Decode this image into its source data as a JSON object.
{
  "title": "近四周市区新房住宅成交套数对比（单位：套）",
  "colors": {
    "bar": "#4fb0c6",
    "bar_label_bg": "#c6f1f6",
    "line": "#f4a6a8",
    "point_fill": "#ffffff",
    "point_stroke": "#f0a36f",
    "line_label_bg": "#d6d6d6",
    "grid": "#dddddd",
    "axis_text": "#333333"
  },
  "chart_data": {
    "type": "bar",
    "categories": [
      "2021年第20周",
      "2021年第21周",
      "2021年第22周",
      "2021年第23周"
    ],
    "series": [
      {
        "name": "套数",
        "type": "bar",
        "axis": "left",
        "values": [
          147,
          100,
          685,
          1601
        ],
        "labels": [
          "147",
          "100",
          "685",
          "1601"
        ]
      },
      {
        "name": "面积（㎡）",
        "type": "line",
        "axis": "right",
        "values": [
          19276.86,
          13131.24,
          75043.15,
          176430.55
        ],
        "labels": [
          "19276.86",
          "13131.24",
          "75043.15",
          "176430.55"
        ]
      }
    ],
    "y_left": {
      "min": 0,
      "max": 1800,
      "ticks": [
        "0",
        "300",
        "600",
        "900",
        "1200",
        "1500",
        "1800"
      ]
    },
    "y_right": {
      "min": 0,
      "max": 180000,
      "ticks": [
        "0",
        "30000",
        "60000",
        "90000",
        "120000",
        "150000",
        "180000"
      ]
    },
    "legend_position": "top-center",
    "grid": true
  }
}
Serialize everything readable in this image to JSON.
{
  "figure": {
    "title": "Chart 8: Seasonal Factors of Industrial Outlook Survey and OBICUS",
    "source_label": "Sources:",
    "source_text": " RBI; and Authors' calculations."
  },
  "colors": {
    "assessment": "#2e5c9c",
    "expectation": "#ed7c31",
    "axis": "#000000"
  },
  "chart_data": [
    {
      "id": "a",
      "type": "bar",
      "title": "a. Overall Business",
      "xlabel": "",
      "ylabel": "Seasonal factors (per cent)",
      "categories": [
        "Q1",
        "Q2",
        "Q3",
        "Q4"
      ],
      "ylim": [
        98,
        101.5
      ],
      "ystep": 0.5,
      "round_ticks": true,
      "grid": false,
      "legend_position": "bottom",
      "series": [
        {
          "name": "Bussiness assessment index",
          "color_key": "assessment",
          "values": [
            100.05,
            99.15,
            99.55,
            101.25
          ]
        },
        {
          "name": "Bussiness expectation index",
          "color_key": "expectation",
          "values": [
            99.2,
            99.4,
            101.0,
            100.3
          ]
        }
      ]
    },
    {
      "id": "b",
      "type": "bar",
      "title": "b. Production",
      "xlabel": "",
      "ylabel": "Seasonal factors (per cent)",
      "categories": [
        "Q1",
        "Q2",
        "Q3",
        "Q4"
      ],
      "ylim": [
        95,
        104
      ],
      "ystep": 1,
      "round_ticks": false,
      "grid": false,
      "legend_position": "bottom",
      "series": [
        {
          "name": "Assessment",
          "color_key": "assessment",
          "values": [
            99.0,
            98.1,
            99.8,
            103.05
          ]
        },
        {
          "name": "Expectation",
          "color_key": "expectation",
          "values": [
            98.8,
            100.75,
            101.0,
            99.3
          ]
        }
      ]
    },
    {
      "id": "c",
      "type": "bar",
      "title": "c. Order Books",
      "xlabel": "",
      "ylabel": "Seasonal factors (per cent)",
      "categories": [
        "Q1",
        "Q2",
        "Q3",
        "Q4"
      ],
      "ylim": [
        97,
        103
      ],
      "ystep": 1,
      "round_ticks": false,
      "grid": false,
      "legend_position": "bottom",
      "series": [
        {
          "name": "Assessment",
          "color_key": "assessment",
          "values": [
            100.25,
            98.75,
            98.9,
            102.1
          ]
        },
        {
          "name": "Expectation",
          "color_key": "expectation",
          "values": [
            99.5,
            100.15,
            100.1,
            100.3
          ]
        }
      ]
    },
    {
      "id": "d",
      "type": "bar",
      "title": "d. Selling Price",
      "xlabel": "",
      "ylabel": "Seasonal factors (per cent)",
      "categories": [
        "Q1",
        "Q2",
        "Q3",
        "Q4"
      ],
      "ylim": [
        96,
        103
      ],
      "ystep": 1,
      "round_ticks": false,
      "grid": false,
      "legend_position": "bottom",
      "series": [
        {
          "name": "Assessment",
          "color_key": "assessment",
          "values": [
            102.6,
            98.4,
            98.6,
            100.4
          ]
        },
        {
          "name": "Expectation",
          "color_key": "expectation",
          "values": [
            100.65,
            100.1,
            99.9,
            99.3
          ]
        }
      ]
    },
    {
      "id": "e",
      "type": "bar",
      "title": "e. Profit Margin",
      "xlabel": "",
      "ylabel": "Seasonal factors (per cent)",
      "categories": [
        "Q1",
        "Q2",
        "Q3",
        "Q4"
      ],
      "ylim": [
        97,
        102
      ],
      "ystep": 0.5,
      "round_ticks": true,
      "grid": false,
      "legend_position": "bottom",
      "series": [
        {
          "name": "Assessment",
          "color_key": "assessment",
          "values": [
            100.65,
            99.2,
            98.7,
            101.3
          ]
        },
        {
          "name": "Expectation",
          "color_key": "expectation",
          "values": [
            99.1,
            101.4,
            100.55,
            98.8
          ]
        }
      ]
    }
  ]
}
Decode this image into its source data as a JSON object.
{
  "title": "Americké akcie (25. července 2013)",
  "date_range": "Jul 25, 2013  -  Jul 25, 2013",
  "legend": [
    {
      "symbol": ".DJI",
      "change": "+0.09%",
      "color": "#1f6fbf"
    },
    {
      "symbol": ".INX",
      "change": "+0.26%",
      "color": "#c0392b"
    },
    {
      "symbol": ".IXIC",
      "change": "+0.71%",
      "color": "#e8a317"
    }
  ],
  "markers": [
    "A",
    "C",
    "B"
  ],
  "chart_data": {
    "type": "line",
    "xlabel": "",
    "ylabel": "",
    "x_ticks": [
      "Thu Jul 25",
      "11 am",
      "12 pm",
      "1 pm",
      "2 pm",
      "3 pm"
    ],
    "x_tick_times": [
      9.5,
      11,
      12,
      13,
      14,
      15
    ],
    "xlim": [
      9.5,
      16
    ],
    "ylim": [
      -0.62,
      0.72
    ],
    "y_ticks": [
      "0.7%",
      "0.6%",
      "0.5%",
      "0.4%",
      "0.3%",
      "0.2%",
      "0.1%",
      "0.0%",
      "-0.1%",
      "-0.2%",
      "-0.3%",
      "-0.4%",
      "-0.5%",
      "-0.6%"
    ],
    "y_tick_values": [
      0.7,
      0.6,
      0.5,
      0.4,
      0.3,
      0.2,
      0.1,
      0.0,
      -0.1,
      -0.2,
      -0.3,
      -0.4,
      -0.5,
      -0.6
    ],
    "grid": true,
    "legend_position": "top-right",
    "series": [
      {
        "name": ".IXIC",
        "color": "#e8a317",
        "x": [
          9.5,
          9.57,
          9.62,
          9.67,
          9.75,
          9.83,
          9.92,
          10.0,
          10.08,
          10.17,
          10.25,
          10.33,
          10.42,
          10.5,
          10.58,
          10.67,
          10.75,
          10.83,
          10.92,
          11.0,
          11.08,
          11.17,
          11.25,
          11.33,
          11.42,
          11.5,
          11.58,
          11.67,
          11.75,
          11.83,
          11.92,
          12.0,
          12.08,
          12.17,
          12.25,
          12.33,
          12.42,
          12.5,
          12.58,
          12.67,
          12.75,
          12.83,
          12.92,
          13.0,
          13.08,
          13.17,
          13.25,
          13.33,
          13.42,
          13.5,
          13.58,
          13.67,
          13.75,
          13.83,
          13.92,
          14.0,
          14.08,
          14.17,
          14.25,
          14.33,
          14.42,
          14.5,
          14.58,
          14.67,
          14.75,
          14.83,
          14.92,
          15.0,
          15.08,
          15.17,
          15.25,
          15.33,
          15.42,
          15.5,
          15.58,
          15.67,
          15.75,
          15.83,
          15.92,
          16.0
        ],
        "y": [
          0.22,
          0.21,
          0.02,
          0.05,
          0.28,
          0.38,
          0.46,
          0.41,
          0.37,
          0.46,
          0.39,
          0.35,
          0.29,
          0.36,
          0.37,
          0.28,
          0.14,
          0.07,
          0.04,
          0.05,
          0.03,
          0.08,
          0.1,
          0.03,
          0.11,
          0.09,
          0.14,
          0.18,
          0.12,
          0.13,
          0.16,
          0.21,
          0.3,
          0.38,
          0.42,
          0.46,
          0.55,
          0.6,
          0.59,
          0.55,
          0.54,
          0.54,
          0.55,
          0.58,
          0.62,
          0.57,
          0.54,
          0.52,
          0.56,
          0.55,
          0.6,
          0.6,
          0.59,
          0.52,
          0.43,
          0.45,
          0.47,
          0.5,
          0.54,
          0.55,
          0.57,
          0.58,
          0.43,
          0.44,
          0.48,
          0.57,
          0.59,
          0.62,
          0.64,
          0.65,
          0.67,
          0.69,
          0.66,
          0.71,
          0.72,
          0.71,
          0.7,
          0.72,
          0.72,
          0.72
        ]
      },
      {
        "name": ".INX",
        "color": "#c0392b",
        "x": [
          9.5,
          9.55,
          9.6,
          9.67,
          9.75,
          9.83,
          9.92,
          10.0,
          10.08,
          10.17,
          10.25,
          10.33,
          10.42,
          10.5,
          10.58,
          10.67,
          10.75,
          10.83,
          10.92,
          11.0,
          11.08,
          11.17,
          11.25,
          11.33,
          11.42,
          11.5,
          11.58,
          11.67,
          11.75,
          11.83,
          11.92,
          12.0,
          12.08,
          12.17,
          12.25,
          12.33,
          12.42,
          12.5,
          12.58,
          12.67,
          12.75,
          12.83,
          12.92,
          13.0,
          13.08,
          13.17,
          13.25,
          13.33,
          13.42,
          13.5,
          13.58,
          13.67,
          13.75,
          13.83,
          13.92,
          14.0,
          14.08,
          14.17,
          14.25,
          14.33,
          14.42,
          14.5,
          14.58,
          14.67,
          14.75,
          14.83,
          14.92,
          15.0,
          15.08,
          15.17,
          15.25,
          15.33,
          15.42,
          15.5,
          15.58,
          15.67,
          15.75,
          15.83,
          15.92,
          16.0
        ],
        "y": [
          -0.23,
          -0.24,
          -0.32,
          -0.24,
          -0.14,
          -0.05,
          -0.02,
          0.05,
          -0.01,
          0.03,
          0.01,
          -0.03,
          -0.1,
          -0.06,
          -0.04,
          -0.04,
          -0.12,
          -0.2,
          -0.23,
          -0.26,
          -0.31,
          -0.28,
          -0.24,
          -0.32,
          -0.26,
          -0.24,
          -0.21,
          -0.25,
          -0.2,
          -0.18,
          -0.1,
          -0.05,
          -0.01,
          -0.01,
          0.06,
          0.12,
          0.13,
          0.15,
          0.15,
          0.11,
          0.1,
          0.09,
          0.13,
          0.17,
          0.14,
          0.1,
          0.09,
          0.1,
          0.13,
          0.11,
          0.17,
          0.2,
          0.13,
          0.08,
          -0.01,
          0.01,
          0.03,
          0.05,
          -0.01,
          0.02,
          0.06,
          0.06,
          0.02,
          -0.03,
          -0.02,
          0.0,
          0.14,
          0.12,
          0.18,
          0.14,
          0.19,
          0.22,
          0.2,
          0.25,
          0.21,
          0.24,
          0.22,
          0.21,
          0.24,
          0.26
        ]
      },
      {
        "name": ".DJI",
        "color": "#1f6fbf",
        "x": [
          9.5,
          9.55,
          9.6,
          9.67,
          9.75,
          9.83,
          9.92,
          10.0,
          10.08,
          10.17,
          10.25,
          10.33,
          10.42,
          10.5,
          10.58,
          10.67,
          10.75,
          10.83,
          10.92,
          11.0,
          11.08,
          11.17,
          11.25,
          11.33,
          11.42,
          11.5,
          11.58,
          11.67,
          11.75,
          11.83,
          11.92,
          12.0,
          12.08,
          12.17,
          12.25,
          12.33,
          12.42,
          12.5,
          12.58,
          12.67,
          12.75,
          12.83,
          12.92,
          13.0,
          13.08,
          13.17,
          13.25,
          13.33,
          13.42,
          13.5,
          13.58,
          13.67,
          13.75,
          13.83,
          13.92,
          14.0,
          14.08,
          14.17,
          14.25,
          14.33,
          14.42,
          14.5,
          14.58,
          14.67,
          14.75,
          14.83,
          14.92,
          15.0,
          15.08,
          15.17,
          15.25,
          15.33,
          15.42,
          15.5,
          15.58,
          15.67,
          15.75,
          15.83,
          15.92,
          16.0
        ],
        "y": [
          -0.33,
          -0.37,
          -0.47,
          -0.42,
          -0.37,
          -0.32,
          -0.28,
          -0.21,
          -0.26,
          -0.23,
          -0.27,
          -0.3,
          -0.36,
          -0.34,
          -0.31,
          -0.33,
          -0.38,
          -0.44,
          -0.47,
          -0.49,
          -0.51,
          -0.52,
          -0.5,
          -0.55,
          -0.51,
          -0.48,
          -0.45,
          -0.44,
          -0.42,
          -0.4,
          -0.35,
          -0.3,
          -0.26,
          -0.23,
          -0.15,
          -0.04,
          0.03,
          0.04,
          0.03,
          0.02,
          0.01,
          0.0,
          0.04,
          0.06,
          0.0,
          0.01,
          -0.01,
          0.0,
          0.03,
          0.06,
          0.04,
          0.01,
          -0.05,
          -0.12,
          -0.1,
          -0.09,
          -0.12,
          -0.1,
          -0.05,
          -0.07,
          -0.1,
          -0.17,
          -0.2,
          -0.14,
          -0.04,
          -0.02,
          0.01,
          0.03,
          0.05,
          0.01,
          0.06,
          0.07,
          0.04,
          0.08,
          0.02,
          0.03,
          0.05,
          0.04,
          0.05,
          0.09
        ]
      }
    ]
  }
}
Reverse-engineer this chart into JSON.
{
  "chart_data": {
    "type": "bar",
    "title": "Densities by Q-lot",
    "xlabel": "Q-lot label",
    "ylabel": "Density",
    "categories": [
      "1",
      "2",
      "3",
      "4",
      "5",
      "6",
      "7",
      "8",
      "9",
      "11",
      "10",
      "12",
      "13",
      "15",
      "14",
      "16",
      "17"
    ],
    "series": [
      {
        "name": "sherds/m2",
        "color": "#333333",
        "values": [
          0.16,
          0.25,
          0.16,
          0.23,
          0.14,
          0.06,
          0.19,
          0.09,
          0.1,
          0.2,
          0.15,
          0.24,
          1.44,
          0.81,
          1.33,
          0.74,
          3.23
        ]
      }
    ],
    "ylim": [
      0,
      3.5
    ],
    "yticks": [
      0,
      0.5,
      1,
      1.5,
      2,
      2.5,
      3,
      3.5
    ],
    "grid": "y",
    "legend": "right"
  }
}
####################
Given instruction | Look through the data and gather every line with the string "Bussiness" in it.

Solution to the exercise |
          "name": "Bussiness assessment index",
          "name": "Bussiness expectation index",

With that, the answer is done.